The request => Spot each line in the records below where the word "title" occurs, then copy it.

▬▬▬▬▬▬▬▬▬▬

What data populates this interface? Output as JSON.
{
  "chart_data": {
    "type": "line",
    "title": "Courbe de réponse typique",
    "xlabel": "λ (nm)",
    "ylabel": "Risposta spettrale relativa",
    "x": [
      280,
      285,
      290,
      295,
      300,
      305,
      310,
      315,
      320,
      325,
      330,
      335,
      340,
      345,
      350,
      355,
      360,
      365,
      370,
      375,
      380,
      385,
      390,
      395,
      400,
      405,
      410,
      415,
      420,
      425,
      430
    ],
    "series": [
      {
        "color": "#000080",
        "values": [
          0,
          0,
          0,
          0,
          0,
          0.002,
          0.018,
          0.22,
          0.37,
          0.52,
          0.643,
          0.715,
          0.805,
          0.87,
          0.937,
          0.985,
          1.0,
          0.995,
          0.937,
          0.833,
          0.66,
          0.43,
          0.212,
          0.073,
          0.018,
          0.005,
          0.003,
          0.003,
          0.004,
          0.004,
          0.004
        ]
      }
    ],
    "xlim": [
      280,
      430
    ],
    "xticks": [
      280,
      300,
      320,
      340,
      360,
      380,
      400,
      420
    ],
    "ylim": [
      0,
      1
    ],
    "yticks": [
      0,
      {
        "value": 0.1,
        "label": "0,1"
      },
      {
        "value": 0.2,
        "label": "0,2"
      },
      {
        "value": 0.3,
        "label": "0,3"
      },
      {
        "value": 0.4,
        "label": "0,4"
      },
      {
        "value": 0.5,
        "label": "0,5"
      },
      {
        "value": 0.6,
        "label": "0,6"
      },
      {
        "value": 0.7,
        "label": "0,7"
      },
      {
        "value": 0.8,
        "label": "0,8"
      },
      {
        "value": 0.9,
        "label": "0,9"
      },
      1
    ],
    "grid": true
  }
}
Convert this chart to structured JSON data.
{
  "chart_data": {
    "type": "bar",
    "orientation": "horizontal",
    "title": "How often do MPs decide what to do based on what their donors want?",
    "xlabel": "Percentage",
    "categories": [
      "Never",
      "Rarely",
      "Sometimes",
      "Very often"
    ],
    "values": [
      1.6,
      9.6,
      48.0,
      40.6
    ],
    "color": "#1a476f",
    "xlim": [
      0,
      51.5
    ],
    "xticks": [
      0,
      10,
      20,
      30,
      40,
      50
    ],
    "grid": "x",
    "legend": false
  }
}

▬▬▬▬▬▬▬▬▬▬

Task output =>
    "title": "Courbe de réponse typique",
    "title": "How often do MPs decide what to do based on what their donors want?",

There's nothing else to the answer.